• [Problem requirements]: Starting at the line that has "tab-about[interactable]: About — [1172, 40, 1215, 61]" and stopping after the line that has "output-line: 0h 08m", copy out the data with "finished" changed to "completed" and everything else left the same.

BEGIN

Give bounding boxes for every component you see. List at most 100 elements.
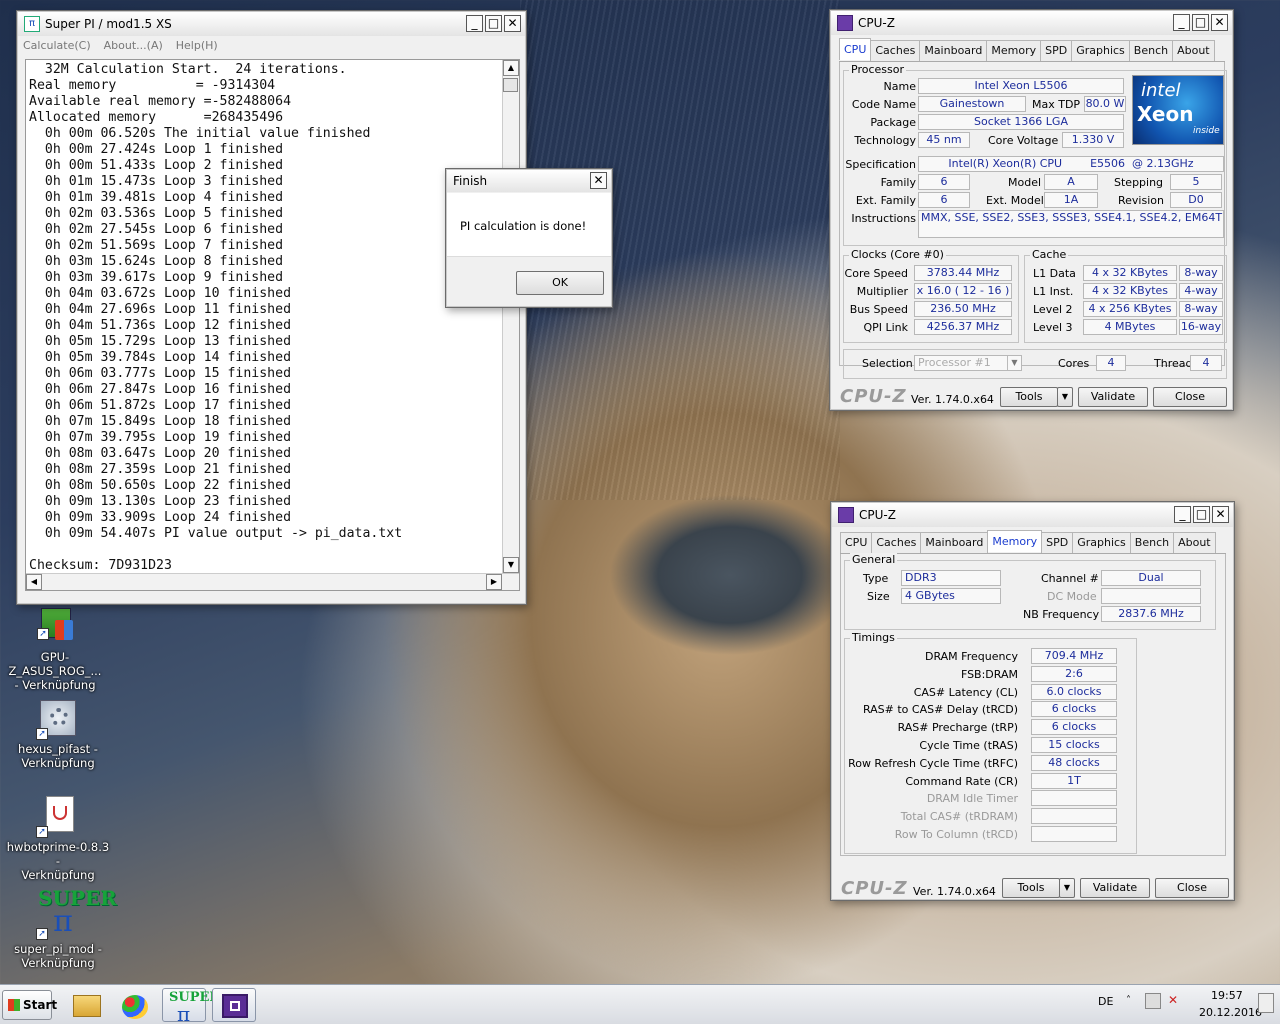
tab-about[interactable]: About — [1172, 40, 1215, 61]
taskbar-explorer[interactable] — [64, 988, 108, 1022]
tab-graphics[interactable]: Graphics — [1072, 532, 1131, 553]
scroll-left-icon[interactable]: ◀ — [26, 574, 42, 590]
tab-memory[interactable]: Memory — [987, 530, 1043, 552]
output-line: 0h 08m 27.359s Loop 21 finished — [29, 462, 292, 477]
desktop-icon-hwbotprime[interactable]: ➚ hwbotprime-0.8.3 - Verknüpfung — [3, 796, 113, 882]
maximize-button[interactable]: □ — [1192, 14, 1209, 31]
output-line: 0h 03m 15.624s Loop 8 finished — [29, 254, 284, 269]
validate-button[interactable]: Validate — [1078, 387, 1148, 407]
taskbar-paint[interactable] — [113, 988, 157, 1022]
minimize-button[interactable]: _ — [1173, 14, 1190, 31]
output-line: 0h 05m 15.729s Loop 13 finished — [29, 334, 292, 349]
start-button[interactable]: Start — [2, 990, 57, 1020]
cpuz-window-cpu[interactable]: CPU-Z _ □ ✕ CPU Caches Mainboard Memory … — [829, 9, 1234, 411]
output-line: 32M Calculation Start. 24 iterations. — [29, 62, 347, 77]
tab-memory[interactable]: Memory — [986, 40, 1042, 61]
processor-select[interactable]: Processor #1 ▼ — [914, 355, 1022, 371]
superpi-output[interactable]: 32M Calculation Start. 24 iterations. Rea… — [25, 59, 520, 591]
vertical-scrollbar[interactable]: ▲ ▼ — [502, 60, 519, 573]
scroll-down-icon[interactable]: ▼ — [503, 557, 519, 573]
scroll-right-icon[interactable]: ▶ — [486, 574, 502, 590]
notifications-icon[interactable] — [1258, 993, 1274, 1013]
tab-mainboard[interactable]: Mainboard — [920, 532, 989, 553]
group-label: Processor — [849, 63, 906, 76]
desktop-icon-pifast[interactable]: ➚ hexus_pifast - Verknüpfung — [3, 698, 113, 770]
desktop-icon-superpi[interactable]: SUPER π ➚ super_pi_mod - Verknüpfung — [3, 886, 117, 970]
output-line: 0h 02m 51.569s Loop 7 finished — [29, 238, 284, 253]
maximize-button[interactable]: □ — [485, 15, 502, 32]
superpi-titlebar[interactable]: π Super PI / mod1.5 XS _ □ ✕ — [18, 12, 525, 36]
tab-bench[interactable]: Bench — [1129, 532, 1175, 553]
voltage-label: Core Voltage — [988, 134, 1059, 147]
extfamily-label: Ext. Family — [855, 194, 916, 207]
validate-button[interactable]: Validate — [1080, 878, 1150, 898]
window-title: Super PI / mod1.5 XS — [45, 17, 172, 31]
timing-label: FSB:DRAM — [960, 667, 1018, 681]
shortcut-arrow-icon: ➚ — [36, 826, 48, 838]
maximize-button[interactable]: □ — [1193, 506, 1210, 523]
volume-muted-icon[interactable]: ✕ — [1168, 993, 1184, 1009]
tab-about[interactable]: About — [1173, 532, 1216, 553]
timing-label: DRAM Frequency — [924, 650, 1018, 663]
intel-logo-text: intel — [1141, 80, 1181, 101]
tools-button[interactable]: Tools — [1000, 387, 1058, 407]
clock-date[interactable]: 20.12.2016 — [1199, 1006, 1262, 1019]
output-line: 0h 03m 39.617s Loop 9 finished — [29, 270, 284, 285]
show-hidden-icons[interactable]: ˄ — [1126, 995, 1131, 1006]
tab-cpu[interactable]: CPU — [840, 532, 873, 553]
clock-time[interactable]: 19:57 — [1211, 989, 1243, 1002]
model-value: A — [1044, 174, 1098, 190]
superpi-menubar: Calculate(C) About...(A) Help(H) — [23, 39, 218, 52]
minimize-button[interactable]: _ — [1174, 506, 1191, 523]
cpuz-window-memory[interactable]: CPU-Z _ □ ✕ CPU Caches Mainboard Memory … — [830, 501, 1235, 901]
tools-dropdown-icon[interactable]: ▼ — [1057, 387, 1073, 407]
close-button[interactable]: ✕ — [504, 15, 521, 32]
tab-mainboard[interactable]: Mainboard — [919, 40, 988, 61]
tab-cpu[interactable]: CPU — [839, 38, 872, 60]
scroll-thumb[interactable] — [503, 78, 518, 92]
tools-button[interactable]: Tools — [1002, 878, 1060, 898]
desktop-icon-sublabel: Verknüpfung — [21, 956, 95, 970]
selection-group: Selection Processor #1 ▼ Cores 4 Threads… — [843, 349, 1227, 379]
chevron-down-icon[interactable]: ▼ — [1007, 356, 1021, 370]
network-icon[interactable] — [1145, 993, 1161, 1009]
menu-help[interactable]: Help(H) — [176, 39, 218, 52]
taskbar-superpi[interactable]: SUPER π — [162, 988, 220, 1024]
close-window-button[interactable]: Close — [1155, 878, 1229, 898]
close-button[interactable]: ✕ — [1211, 14, 1228, 31]
finish-titlebar[interactable]: Finish ✕ — [447, 170, 611, 192]
tools-dropdown-icon[interactable]: ▼ — [1059, 878, 1075, 898]
tab-caches[interactable]: Caches — [871, 532, 922, 553]
channel-label: Channel # — [1041, 572, 1099, 585]
menu-about[interactable]: About...(A) — [104, 39, 163, 52]
cpuz-titlebar[interactable]: CPU-Z _ □ ✕ — [831, 11, 1232, 35]
tab-bench[interactable]: Bench — [1128, 40, 1174, 61]
taskbar-cpuz[interactable] — [212, 988, 256, 1022]
ok-button[interactable]: OK — [516, 271, 604, 295]
tab-spd[interactable]: SPD — [1040, 40, 1073, 61]
desktop-icon-gpuz[interactable]: ➚ GPU-Z_ASUS_ROG_... - Verknüpfung — [0, 606, 110, 692]
tab-graphics[interactable]: Graphics — [1071, 40, 1130, 61]
minimize-button[interactable]: _ — [466, 15, 483, 32]
language-indicator[interactable]: DE — [1098, 995, 1113, 1008]
finish-dialog[interactable]: Finish ✕ PI calculation is done! OK — [445, 168, 613, 308]
tab-caches[interactable]: Caches — [870, 40, 921, 61]
dcmode-value — [1101, 588, 1201, 604]
dialog-message: PI calculation is done! — [460, 219, 587, 233]
l1i-value: 4 x 32 KBytes — [1083, 283, 1177, 299]
timing-label: DRAM Idle Timer — [926, 792, 1018, 806]
menu-calculate[interactable]: Calculate(C) — [23, 39, 91, 52]
close-button[interactable]: ✕ — [1212, 506, 1229, 523]
tab-spd[interactable]: SPD — [1041, 532, 1074, 553]
output-line: 0h 04m 03.672s Loop 10 finished — [29, 286, 292, 301]
output-line: 0h 01m 39.481s Loop 4 finished — [29, 190, 284, 205]
desktop-icon-label: GPU-Z_ASUS_ROG_... — [8, 650, 102, 678]
l2-value: 4 x 256 KBytes — [1083, 301, 1177, 317]
close-window-button[interactable]: Close — [1153, 387, 1227, 407]
scroll-up-icon[interactable]: ▲ — [503, 60, 519, 76]
voltage-value: 1.330 V — [1062, 132, 1124, 148]
version-label: Ver. 1.74.0.x64 — [913, 885, 996, 898]
cpuz-titlebar[interactable]: CPU-Z _ □ ✕ — [832, 503, 1233, 527]
close-button[interactable]: ✕ — [590, 172, 607, 189]
horizontal-scrollbar[interactable]: ◀ ▶ — [26, 573, 519, 590]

END

• [Solved problem]:
tab-about[interactable]: About — [1172, 40, 1215, 61]
taskbar-explorer[interactable] — [64, 988, 108, 1022]
tab-graphics[interactable]: Graphics — [1072, 532, 1131, 553]
scroll-left-icon[interactable]: ◀ — [26, 574, 42, 590]
tab-memory[interactable]: Memory — [987, 530, 1043, 552]
output-line: 0h 08m 27.359s Loop 21 completed — [29, 462, 292, 477]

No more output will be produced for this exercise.